• _Stated problem_
Copy out every line of the following material without changing anything.

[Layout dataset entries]
>> BEGIN
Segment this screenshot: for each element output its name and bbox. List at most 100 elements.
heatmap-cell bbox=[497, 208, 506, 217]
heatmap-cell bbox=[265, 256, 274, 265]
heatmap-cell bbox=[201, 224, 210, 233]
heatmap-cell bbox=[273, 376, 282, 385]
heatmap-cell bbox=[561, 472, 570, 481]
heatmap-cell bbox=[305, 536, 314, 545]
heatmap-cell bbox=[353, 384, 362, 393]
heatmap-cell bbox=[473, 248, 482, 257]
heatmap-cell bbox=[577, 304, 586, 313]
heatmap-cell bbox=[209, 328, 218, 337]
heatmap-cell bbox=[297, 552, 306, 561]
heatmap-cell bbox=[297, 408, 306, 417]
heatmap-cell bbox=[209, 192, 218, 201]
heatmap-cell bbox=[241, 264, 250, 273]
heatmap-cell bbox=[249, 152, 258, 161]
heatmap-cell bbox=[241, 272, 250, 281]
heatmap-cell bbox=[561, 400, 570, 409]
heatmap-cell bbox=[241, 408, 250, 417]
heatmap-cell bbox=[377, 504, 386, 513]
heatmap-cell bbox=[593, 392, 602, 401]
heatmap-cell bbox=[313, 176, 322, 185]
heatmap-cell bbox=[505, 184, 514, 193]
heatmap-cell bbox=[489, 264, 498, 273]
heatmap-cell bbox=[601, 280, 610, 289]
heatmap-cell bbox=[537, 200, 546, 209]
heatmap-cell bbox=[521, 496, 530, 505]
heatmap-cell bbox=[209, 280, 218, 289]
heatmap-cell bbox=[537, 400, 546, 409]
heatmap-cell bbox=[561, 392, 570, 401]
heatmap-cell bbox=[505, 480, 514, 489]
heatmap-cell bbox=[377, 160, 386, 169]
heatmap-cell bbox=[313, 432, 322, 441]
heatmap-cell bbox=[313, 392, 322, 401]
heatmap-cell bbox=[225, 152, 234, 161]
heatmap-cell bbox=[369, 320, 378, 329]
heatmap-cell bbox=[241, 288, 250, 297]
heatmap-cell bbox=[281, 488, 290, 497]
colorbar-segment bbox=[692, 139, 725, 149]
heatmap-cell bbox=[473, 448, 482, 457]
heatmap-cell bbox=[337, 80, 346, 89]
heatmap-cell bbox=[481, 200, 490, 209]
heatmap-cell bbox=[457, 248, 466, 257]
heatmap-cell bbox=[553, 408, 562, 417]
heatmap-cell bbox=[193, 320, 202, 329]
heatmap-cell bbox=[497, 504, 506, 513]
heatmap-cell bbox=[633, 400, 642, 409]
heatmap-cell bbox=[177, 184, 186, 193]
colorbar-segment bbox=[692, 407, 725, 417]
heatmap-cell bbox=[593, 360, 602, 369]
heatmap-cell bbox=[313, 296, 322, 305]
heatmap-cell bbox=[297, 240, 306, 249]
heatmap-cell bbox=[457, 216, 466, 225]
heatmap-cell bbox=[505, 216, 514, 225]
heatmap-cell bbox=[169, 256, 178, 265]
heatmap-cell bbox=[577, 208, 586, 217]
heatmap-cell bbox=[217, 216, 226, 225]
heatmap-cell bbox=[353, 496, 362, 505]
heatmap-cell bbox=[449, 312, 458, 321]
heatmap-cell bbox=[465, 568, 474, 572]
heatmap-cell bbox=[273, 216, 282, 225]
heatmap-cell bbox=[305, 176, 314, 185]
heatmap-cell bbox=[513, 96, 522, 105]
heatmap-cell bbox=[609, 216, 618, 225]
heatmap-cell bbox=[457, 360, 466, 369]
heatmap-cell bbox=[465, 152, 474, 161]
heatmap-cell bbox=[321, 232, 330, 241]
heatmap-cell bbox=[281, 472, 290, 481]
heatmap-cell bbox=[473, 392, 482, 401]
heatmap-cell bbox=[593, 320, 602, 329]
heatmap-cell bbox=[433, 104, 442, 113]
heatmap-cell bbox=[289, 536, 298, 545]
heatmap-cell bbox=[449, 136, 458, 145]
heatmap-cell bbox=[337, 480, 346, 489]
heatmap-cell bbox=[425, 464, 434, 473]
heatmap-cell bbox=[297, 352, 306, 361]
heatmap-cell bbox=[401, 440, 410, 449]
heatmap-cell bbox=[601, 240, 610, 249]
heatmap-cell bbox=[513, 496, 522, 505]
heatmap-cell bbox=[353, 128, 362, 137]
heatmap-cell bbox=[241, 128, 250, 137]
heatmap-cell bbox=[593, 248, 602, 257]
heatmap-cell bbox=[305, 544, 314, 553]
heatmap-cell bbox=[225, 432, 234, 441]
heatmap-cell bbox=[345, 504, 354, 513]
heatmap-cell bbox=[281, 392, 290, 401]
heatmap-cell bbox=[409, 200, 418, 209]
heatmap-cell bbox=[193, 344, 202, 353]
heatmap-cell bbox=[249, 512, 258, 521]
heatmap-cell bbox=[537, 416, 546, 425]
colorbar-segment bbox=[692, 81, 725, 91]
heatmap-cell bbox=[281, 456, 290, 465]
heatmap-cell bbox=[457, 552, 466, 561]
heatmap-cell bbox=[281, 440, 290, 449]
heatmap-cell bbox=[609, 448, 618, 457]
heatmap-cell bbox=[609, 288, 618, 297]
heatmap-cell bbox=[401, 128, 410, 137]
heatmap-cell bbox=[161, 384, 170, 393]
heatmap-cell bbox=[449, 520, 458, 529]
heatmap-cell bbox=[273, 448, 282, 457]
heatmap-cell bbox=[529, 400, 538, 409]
>> END
• _Answer for this exercise_
Segment this screenshot: for each element output its name and bbox. List at most 100 elements.
heatmap-cell bbox=[497, 208, 506, 217]
heatmap-cell bbox=[265, 256, 274, 265]
heatmap-cell bbox=[201, 224, 210, 233]
heatmap-cell bbox=[273, 376, 282, 385]
heatmap-cell bbox=[561, 472, 570, 481]
heatmap-cell bbox=[305, 536, 314, 545]
heatmap-cell bbox=[353, 384, 362, 393]
heatmap-cell bbox=[473, 248, 482, 257]
heatmap-cell bbox=[577, 304, 586, 313]
heatmap-cell bbox=[209, 328, 218, 337]
heatmap-cell bbox=[297, 552, 306, 561]
heatmap-cell bbox=[297, 408, 306, 417]
heatmap-cell bbox=[209, 192, 218, 201]
heatmap-cell bbox=[241, 264, 250, 273]
heatmap-cell bbox=[249, 152, 258, 161]
heatmap-cell bbox=[241, 272, 250, 281]
heatmap-cell bbox=[561, 400, 570, 409]
heatmap-cell bbox=[241, 408, 250, 417]
heatmap-cell bbox=[377, 504, 386, 513]
heatmap-cell bbox=[593, 392, 602, 401]
heatmap-cell bbox=[313, 176, 322, 185]
heatmap-cell bbox=[505, 184, 514, 193]
heatmap-cell bbox=[489, 264, 498, 273]
heatmap-cell bbox=[601, 280, 610, 289]
heatmap-cell bbox=[537, 200, 546, 209]
heatmap-cell bbox=[521, 496, 530, 505]
heatmap-cell bbox=[209, 280, 218, 289]
heatmap-cell bbox=[537, 400, 546, 409]
heatmap-cell bbox=[561, 392, 570, 401]
heatmap-cell bbox=[505, 480, 514, 489]
heatmap-cell bbox=[377, 160, 386, 169]
heatmap-cell bbox=[313, 432, 322, 441]
heatmap-cell bbox=[313, 392, 322, 401]
heatmap-cell bbox=[225, 152, 234, 161]
heatmap-cell bbox=[369, 320, 378, 329]
heatmap-cell bbox=[241, 288, 250, 297]
heatmap-cell bbox=[281, 488, 290, 497]
colorbar-segment bbox=[692, 139, 725, 149]
heatmap-cell bbox=[473, 448, 482, 457]
heatmap-cell bbox=[337, 80, 346, 89]
heatmap-cell bbox=[481, 200, 490, 209]
heatmap-cell bbox=[457, 248, 466, 257]
heatmap-cell bbox=[553, 408, 562, 417]
heatmap-cell bbox=[193, 320, 202, 329]
heatmap-cell bbox=[497, 504, 506, 513]
heatmap-cell bbox=[633, 400, 642, 409]
heatmap-cell bbox=[177, 184, 186, 193]
colorbar-segment bbox=[692, 407, 725, 417]
heatmap-cell bbox=[593, 360, 602, 369]
heatmap-cell bbox=[313, 296, 322, 305]
heatmap-cell bbox=[297, 240, 306, 249]
heatmap-cell bbox=[457, 216, 466, 225]
heatmap-cell bbox=[505, 216, 514, 225]
heatmap-cell bbox=[169, 256, 178, 265]
heatmap-cell bbox=[577, 208, 586, 217]
heatmap-cell bbox=[217, 216, 226, 225]
heatmap-cell bbox=[353, 496, 362, 505]
heatmap-cell bbox=[449, 312, 458, 321]
heatmap-cell bbox=[465, 568, 474, 572]
heatmap-cell bbox=[273, 216, 282, 225]
heatmap-cell bbox=[305, 176, 314, 185]
heatmap-cell bbox=[513, 96, 522, 105]
heatmap-cell bbox=[609, 216, 618, 225]
heatmap-cell bbox=[457, 360, 466, 369]
heatmap-cell bbox=[465, 152, 474, 161]
heatmap-cell bbox=[321, 232, 330, 241]
heatmap-cell bbox=[281, 472, 290, 481]
heatmap-cell bbox=[473, 392, 482, 401]
heatmap-cell bbox=[593, 320, 602, 329]
heatmap-cell bbox=[433, 104, 442, 113]
heatmap-cell bbox=[289, 536, 298, 545]
heatmap-cell bbox=[449, 136, 458, 145]
heatmap-cell bbox=[337, 480, 346, 489]
heatmap-cell bbox=[425, 464, 434, 473]
heatmap-cell bbox=[297, 352, 306, 361]
heatmap-cell bbox=[401, 440, 410, 449]
heatmap-cell bbox=[601, 240, 610, 249]
heatmap-cell bbox=[513, 496, 522, 505]
heatmap-cell bbox=[353, 128, 362, 137]
heatmap-cell bbox=[241, 128, 250, 137]
heatmap-cell bbox=[593, 248, 602, 257]
heatmap-cell bbox=[305, 544, 314, 553]
heatmap-cell bbox=[225, 432, 234, 441]
heatmap-cell bbox=[345, 504, 354, 513]
heatmap-cell bbox=[281, 392, 290, 401]
heatmap-cell bbox=[409, 200, 418, 209]
heatmap-cell bbox=[193, 344, 202, 353]
heatmap-cell bbox=[249, 512, 258, 521]
heatmap-cell bbox=[537, 416, 546, 425]
colorbar-segment bbox=[692, 81, 725, 91]
heatmap-cell bbox=[281, 456, 290, 465]
heatmap-cell bbox=[457, 552, 466, 561]
heatmap-cell bbox=[281, 440, 290, 449]
heatmap-cell bbox=[609, 448, 618, 457]
heatmap-cell bbox=[609, 288, 618, 297]
heatmap-cell bbox=[401, 128, 410, 137]
heatmap-cell bbox=[161, 384, 170, 393]
heatmap-cell bbox=[449, 520, 458, 529]
heatmap-cell bbox=[273, 448, 282, 457]
heatmap-cell bbox=[529, 400, 538, 409]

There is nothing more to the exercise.